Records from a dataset
↓↓↓

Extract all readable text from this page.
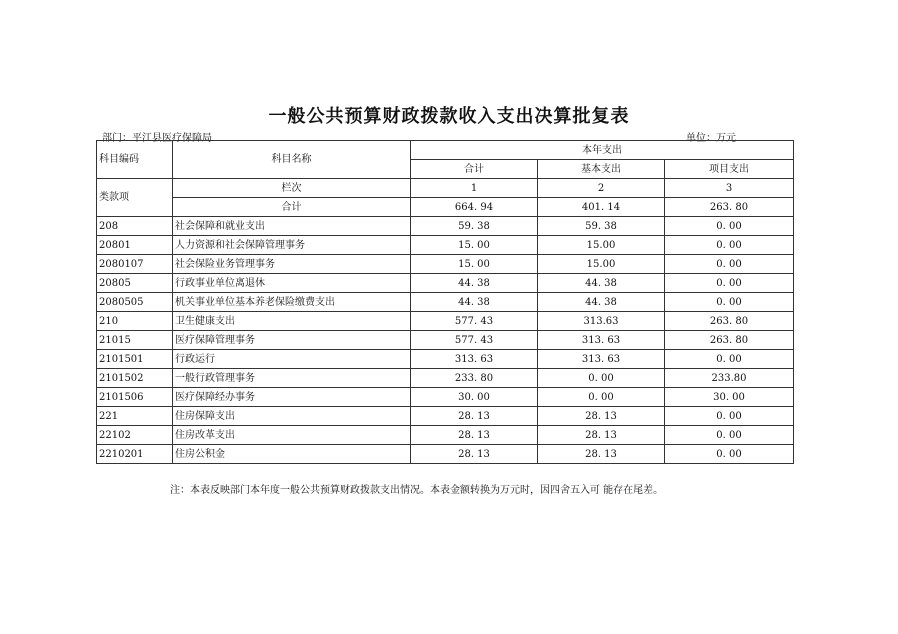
一般公共预算财政拨款收入支出决算批复表
部门：平江县医疗保障局	单位：万元
科目编码	科目名称	本年支出		
		合计	基本支出	项目支出
类款项	栏次	1	2	3
	合计	664. 94	401. 14	263. 80
208	社会保障和就业支出	59. 38	59. 38	0. 00
20801	人力资源和社会保障管理事务	15. 00	15.00	0. 00
2080107	社会保险业务管理事务	15. 00	15.00	0. 00
20805	行政事业单位离退休	44. 38	44. 38	0. 00
2080505	机关事业单位基本养老保险缴费支出	44. 38	44. 38	0. 00
210	卫生健康支出	577. 43	313.63	263. 80
21015	医疗保障管理事务	577. 43	313. 63	263. 80
2101501	行政运行	313. 63	313. 63	0. 00
2101502	一般行政管理事务	233. 80	0. 00	233.80
2101506	医疗保障经办事务	30. 00	0. 00	30. 00
221	住房保障支出	28. 13	28. 13	0. 00
22102	住房改革支出	28. 13	28. 13	0. 00
2210201	住房公积金	28. 13	28. 13	0. 00
注：本表反映部门本年度一般公共预算财政拨款支出情况。本表金额转换为万元时，因四舍五入可 能存在尾差。
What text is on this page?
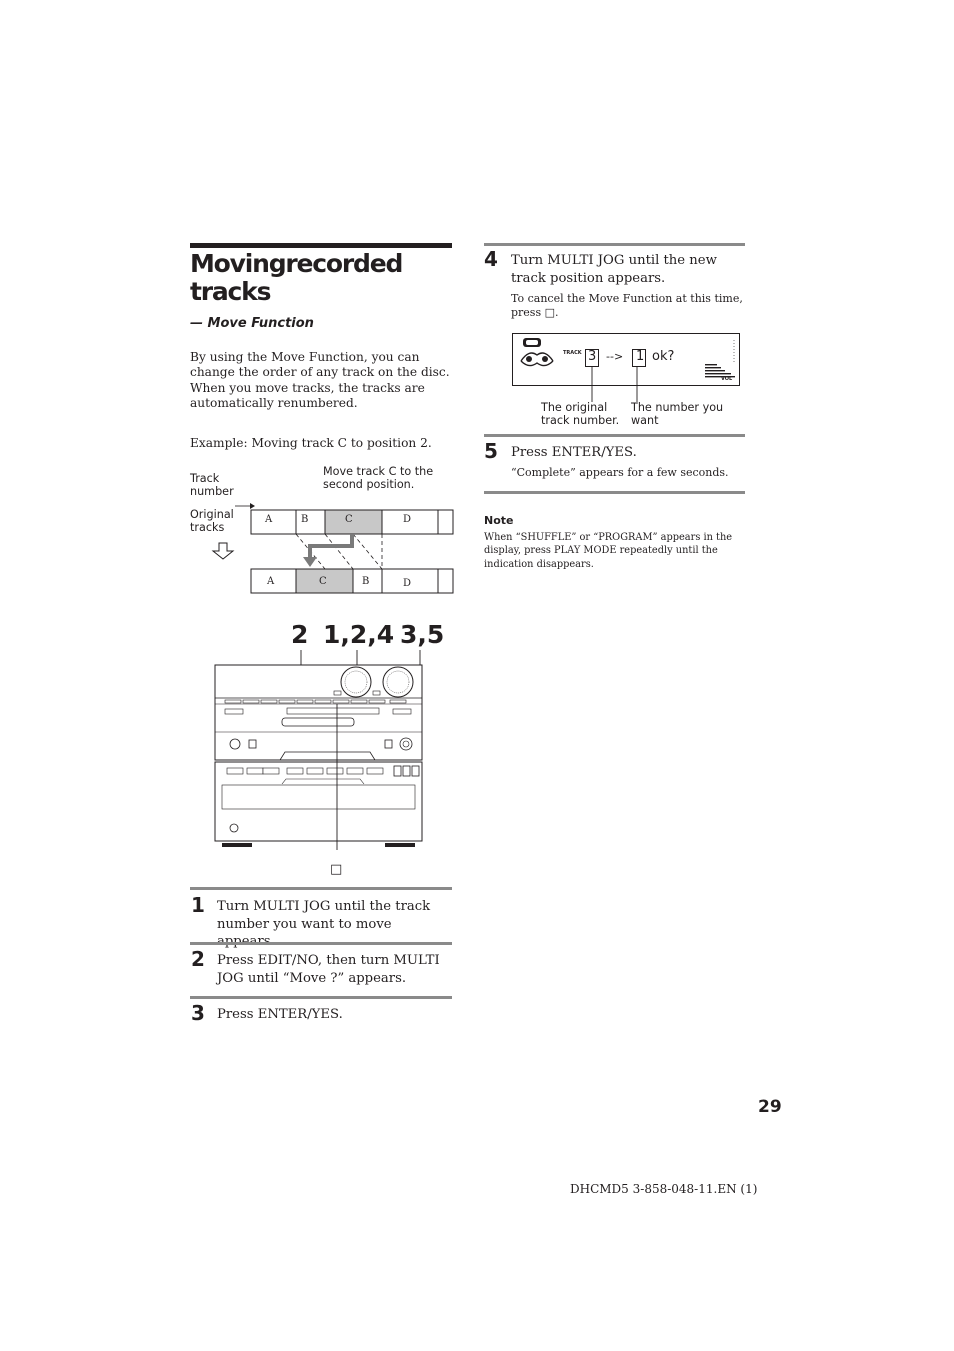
Movingrecorded tracks
— Move Function
By using the Move Function, you can change the order of any track on the disc. When you move tracks, the tracks are automatically renumbered.
Example: Moving track C to position 2.
Track number
Move track C to the second position.
Original tracks
A	B	C	D
A	C	B	D
2 1,2,4 3,5
□
1 Turn MULTI JOG until the track number you want to move
2 Press EDIT/NO, then turn MULTI JOG until “Move ?” appears.
3 Press ENTER/YES.
4 Turn MULTI JOG until the new track position appears.
To cancel the Move Function at this time, press □.
TRACK 3 --> 1 ok?
VOL
The original track number.
The number you want
5 Press ENTER/YES.
“Complete” appears for a few seconds.
Note
When “SHUFFLE” or “PROGRAM” appears in the display, press PLAY MODE repeatedly until the indication disappears.
29
DHCMD5 3-858-048-11.EN (1)
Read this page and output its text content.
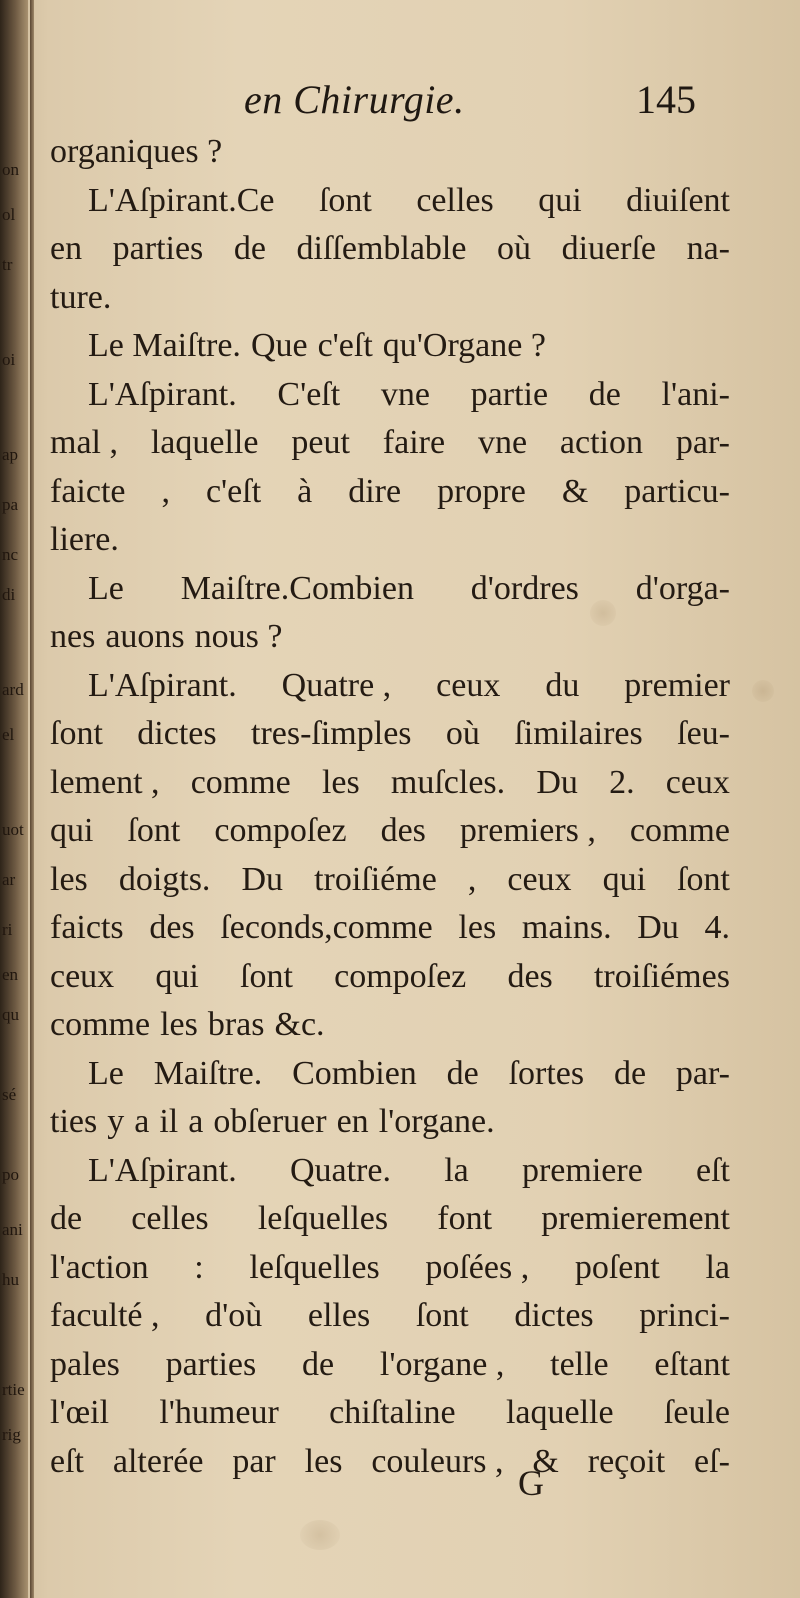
on
ol
tr
oi
ap
pa
nc
di
ard
el
uot
ar
ri
en
qu
sé
po
ani
hu
rtie
rig
en Chirurgie.	145
organiques ?
L'Aſpirant.Ce ſont celles qui diuiſent
en parties de diſſemblable où diuerſe na-
ture.
Le Maiſtre. Que c'eſt qu'Organe ?
L'Aſpirant. C'eſt vne partie de l'ani-
mal , laquelle peut faire vne action par-
faicte , c'eſt à dire propre & particu-
liere.
Le Maiſtre.Combien d'ordres d'orga-
nes auons nous ?
L'Aſpirant. Quatre , ceux du premier
ſont dictes tres-ſimples où ſimilaires ſeu-
lement , comme les muſcles. Du 2. ceux
qui ſont compoſez des premiers , comme
les doigts. Du troiſiéme , ceux qui ſont
faicts des ſeconds,comme les mains. Du 4.
ceux qui ſont compoſez des troiſiémes
comme les bras &c.
Le Maiſtre. Combien de ſortes de par-
ties y a il a obſeruer en l'organe.
L'Aſpirant. Quatre. la premiere eſt
de celles leſquelles font premierement
l'action : leſquelles poſées , poſent la
faculté , d'où elles ſont dictes princi-
pales parties de l'organe , telle eſtant
l'œil l'humeur chiſtaline laquelle ſeule
eſt alterée par les couleurs , & reçoit eſ-
G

↑↑↑

For the listing above, identify each line bearing "laquelle".

mal , laquelle peut faire vne action par-
l'œil l'humeur chiſtaline laquelle ſeule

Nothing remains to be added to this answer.